Direction.
Exclude the pictures and return every line exactly as written.

(Dataset excerpt)
↓↓↓

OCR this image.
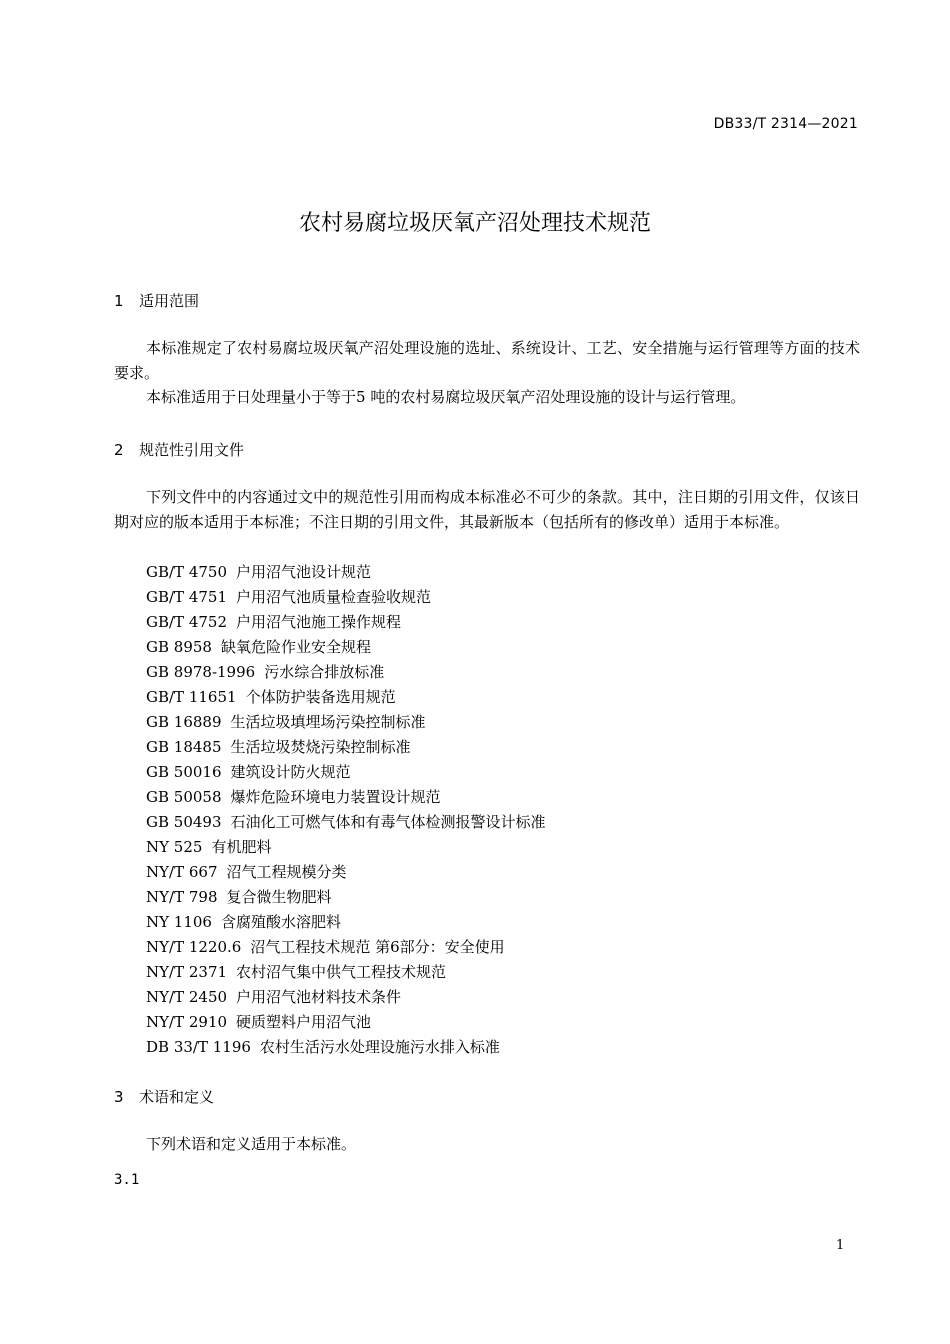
DB33/T 2314—2021
农村易腐垃圾厌氧产沼处理技术规范
1 适用范围

本标准规定了农村易腐垃圾厌氧产沼处理设施的选址、系统设计、工艺、安全措施与运行管理等方面的技术要求。

本标准适用于日处理量小于等于5 吨的农村易腐垃圾厌氧产沼处理设施的设计与运行管理。

2 规范性引用文件

下列文件中的内容通过文中的规范性引用而构成本标准必不可少的条款。其中，注日期的引用文件，仅该日期对应的版本适用于本标准；不注日期的引用文件，其最新版本（包括所有的修改单）适用于本标准。

GB/T 4750 户用沼气池设计规范
GB/T 4751 户用沼气池质量检查验收规范
GB/T 4752 户用沼气池施工操作规程
GB 8958 缺氧危险作业安全规程
GB 8978-1996 污水综合排放标准
GB/T 11651 个体防护装备选用规范
GB 16889 生活垃圾填埋场污染控制标准
GB 18485 生活垃圾焚烧污染控制标准
GB 50016 建筑设计防火规范
GB 50058 爆炸危险环境电力装置设计规范
GB 50493 石油化工可燃气体和有毒气体检测报警设计标准
NY 525 有机肥料
NY/T 667 沼气工程规模分类
NY/T 798 复合微生物肥料
NY 1106 含腐殖酸水溶肥料
NY/T 1220.6 沼气工程技术规范 第6部分：安全使用
NY/T 2371 农村沼气集中供气工程技术规范
NY/T 2450 户用沼气池材料技术条件
NY/T 2910 硬质塑料户用沼气池
DB 33/T 1196 农村生活污水处理设施污水排入标准
3 术语和定义

下列术语和定义适用于本标准。

3.1
1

↑↑↑

Solution.
OCR this image.
DB33/T 2314—2021
农村易腐垃圾厌氧产沼处理技术规范
1 适用范围

本标准规定了农村易腐垃圾厌氧产沼处理设施的选址、系统设计、工艺、安全措施与运行管理等方面的技术要求。

本标准适用于日处理量小于等于5 吨的农村易腐垃圾厌氧产沼处理设施的设计与运行管理。

2 规范性引用文件

下列文件中的内容通过文中的规范性引用而构成本标准必不可少的条款。其中，注日期的引用文件，仅该日期对应的版本适用于本标准；不注日期的引用文件，其最新版本（包括所有的修改单）适用于本标准。

GB/T 4750 户用沼气池设计规范
GB/T 4751 户用沼气池质量检查验收规范
GB/T 4752 户用沼气池施工操作规程
GB 8958 缺氧危险作业安全规程
GB 8978-1996 污水综合排放标准
GB/T 11651 个体防护装备选用规范
GB 16889 生活垃圾填埋场污染控制标准
GB 18485 生活垃圾焚烧污染控制标准
GB 50016 建筑设计防火规范
GB 50058 爆炸危险环境电力装置设计规范
GB 50493 石油化工可燃气体和有毒气体检测报警设计标准
NY 525 有机肥料
NY/T 667 沼气工程规模分类
NY/T 798 复合微生物肥料
NY 1106 含腐殖酸水溶肥料
NY/T 1220.6 沼气工程技术规范 第6部分：安全使用
NY/T 2371 农村沼气集中供气工程技术规范
NY/T 2450 户用沼气池材料技术条件
NY/T 2910 硬质塑料户用沼气池
DB 33/T 1196 农村生活污水处理设施污水排入标准
3 术语和定义

下列术语和定义适用于本标准。

3.1
1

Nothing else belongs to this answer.